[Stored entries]
──────────────────────────────
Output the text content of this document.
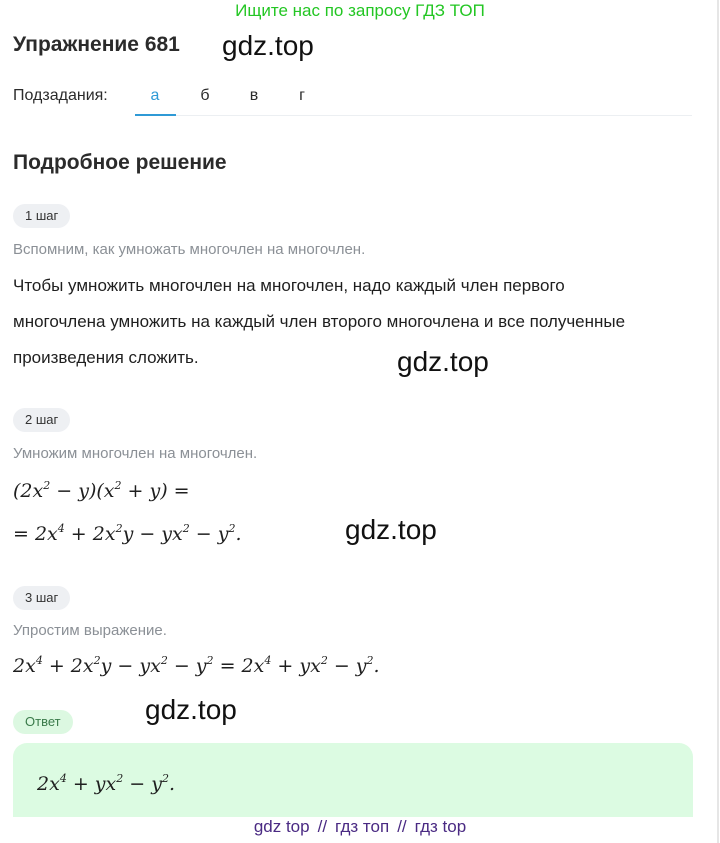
Ищите нас по запросу ГДЗ ТОП
Упражнение 681 gdz.top
Подзадания:	а	б	в	г
Подробное решение
1 шаг
Вспомним, как умножать многочлен на многочлен.
Чтобы умножить многочлен на многочлен, надо каждый член первого
многочлена умножить на каждый член второго многочлена и все полученные
произведения сложить.	gdz.top
2 шаг
Умножим многочлен на многочлен.
$(2x^2 - y)(x^2 + y)$ =
= $2x^4 + 2x^2y - yx^2 - y^2$.	gdz.top
3 шаг
Упростим выражение.
$2x^4 + 2x^2y - yx^2 - y^2 = 2x^4 + yx^2 - y^2$.
Ответ	gdz.top
$2x^4 + yx^2 - y^2$.
gdz top // гдз топ // гдз top
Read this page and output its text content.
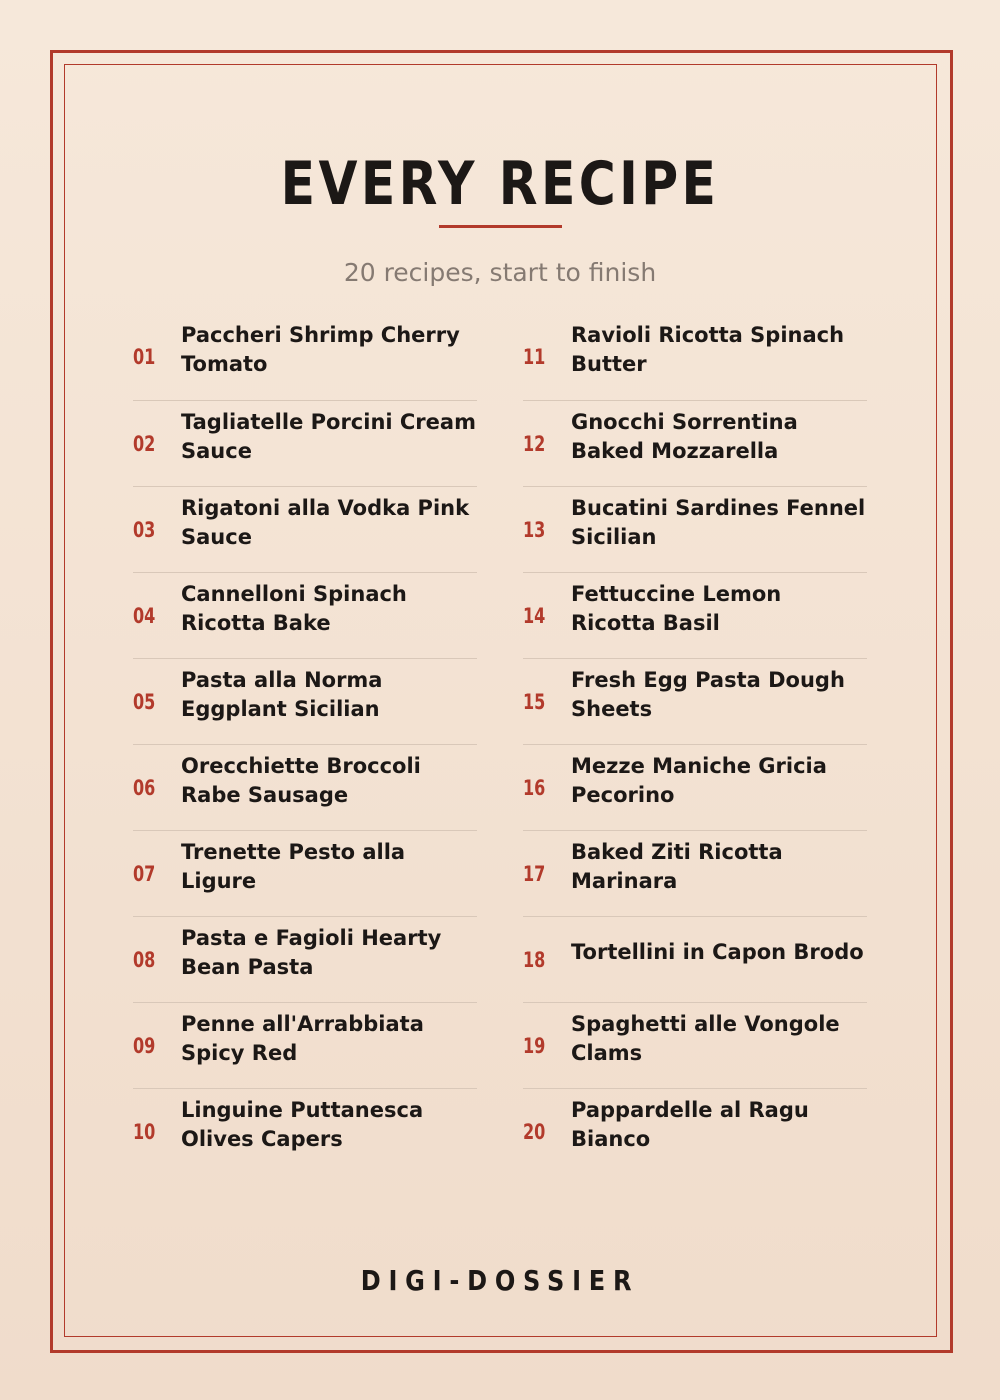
EVERY RECIPE
20 recipes, start to finish
01
Paccheri Shrimp Cherry Tomato
02
Tagliatelle Porcini Cream Sauce
03
Rigatoni alla Vodka Pink Sauce
04
Cannelloni Spinach Ricotta Bake
05
Pasta alla Norma Eggplant Sicilian
06
Orecchiette Broccoli Rabe Sausage
07
Trenette Pesto alla Ligure
08
Pasta e Fagioli Hearty Bean Pasta
09
Penne all'Arrabbiata Spicy Red
10
Linguine Puttanesca Olives Capers
11
Ravioli Ricotta Spinach Butter
12
Gnocchi Sorrentina Baked Mozzarella
13
Bucatini Sardines Fennel Sicilian
14
Fettuccine Lemon Ricotta Basil
15
Fresh Egg Pasta Dough Sheets
16
Mezze Maniche Gricia Pecorino
17
Baked Ziti Ricotta Marinara
18 Tortellini in Capon Brodo
19
Spaghetti alle Vongole Clams
20
Pappardelle al Ragu Bianco
DIGI-DOSSIER
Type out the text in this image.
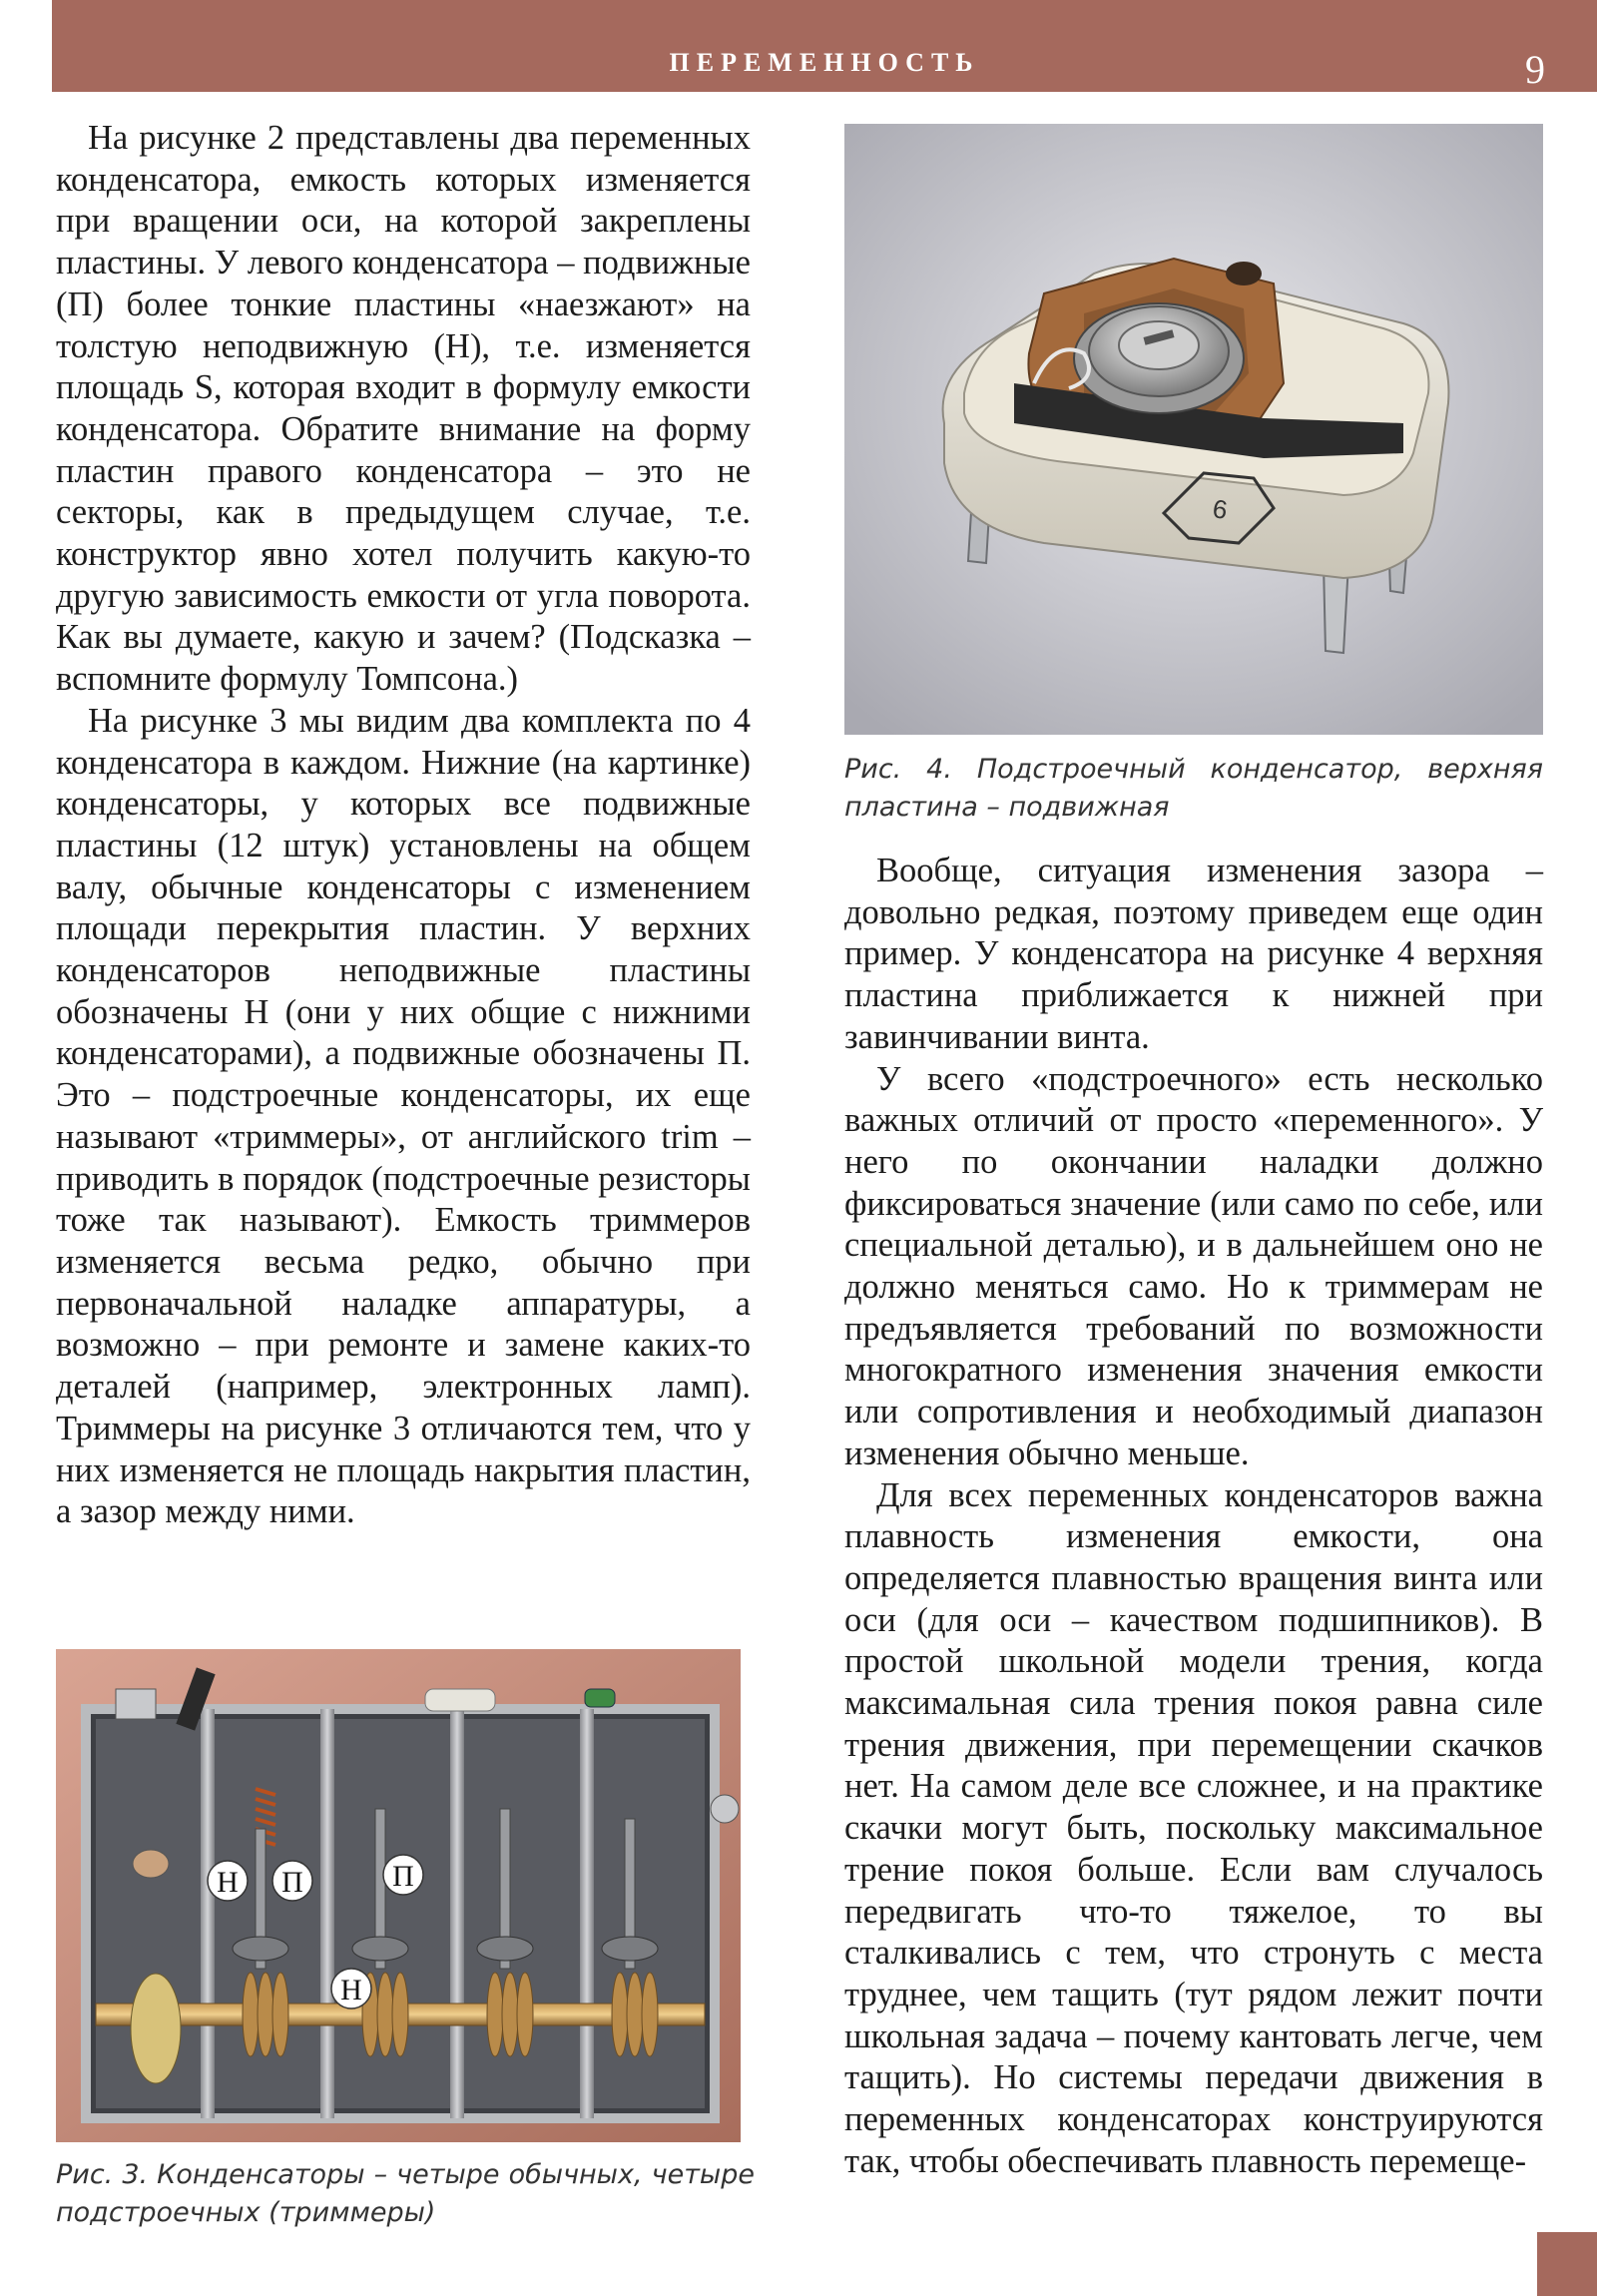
ПЕРЕМЕННОСТЬ	9

На рисунке 2 представлены два переменных конденсатора, емкость которых изменяется при вращении оси, на которой закреплены пластины. У левого конденсатора – подвижные (П) более тонкие пластины «наезжают» на толстую неподвижную (Н), т.е. изменяется площадь S, которая входит в формулу емкости конденсатора. Обратите внимание на форму пластин правого конденсатора – это не секторы, как в предыдущем случае, т.е. конструктор явно хотел получить какую-то другую зависимость емкости от угла поворота. Как вы думаете, какую и зачем? (Подсказка – вспомните формулу Томпсона.)

На рисунке 3 мы видим два комплекта по 4 конденсатора в каждом. Нижние (на картинке) конденсаторы, у которых все подвижные пластины (12 штук) установлены на общем валу, обычные конденсаторы с изменением площади перекрытия пластин. У верхних конденсаторов неподвижные пластины обозначены Н (они у них общие с нижними конденсаторами), а подвижные обозначены П. Это – подстроечные конденсаторы, их еще называют «триммеры», от английского trim – приводить в порядок (подстроечные резисторы тоже так называют). Емкость триммеров изменяется весьма редко, обычно при первоначальной наладке аппаратуры, а возможно – при ремонте и замене каких-то деталей (например, электронных ламп). Триммеры на рисунке 3 отличаются тем, что у них изменяется не площадь накрытия пластин, а зазор между ними.

6
Рис. 4. Подстроечный конденсатор, верхняя пластина – подвижная

Вообще, ситуация изменения зазора – довольно редкая, поэтому приведем еще один пример. У конденсатора на рисунке 4 верхняя пластина приближается к нижней при завинчивании винта.

У всего «подстроечного» есть несколько важных отличий от просто «переменного». У него по окончании наладки должно фиксироваться значение (или само по себе, или специальной деталью), и в дальнейшем оно не должно меняться само. Но к триммерам не предъявляется требований по возможности многократного изменения значения емкости или сопротивления и необходимый диапазон изменения обычно меньше.

Для всех переменных конденсаторов важна плавность изменения емкости, она определяется плавностью вращения винта или оси (для оси – качеством подшипников). В простой школьной модели трения, когда максимальная сила трения покоя равна силе трения движения, при перемещении скачков нет. На самом деле все сложнее, и на практике скачки могут быть, поскольку максимальное трение покоя больше. Если вам случалось передвигать что-то тяжелое, то вы сталкивались с тем, что стронуть с места труднее, чем тащить (тут рядом лежит почти школьная задача – почему кантовать легче, чем тащить). Но системы передачи движения в переменных конденсаторах конструируются так, чтобы обеспечивать плавность перемеще-

Н П	П
Н
Рис. 3. Конденсаторы – четыре обычных, четыре подстроечных (триммеры)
──────────────────────────────
● **WHAT YOU HAVE TO DO**: Scan the listing above. Collect all lines with the word "Pasta".

● **FINISHED TASK**:
Pasta alla Norma Eggplant Sicilian
Pasta e Fagioli Hearty Bean Pasta
Fresh Egg Pasta Dough Sheets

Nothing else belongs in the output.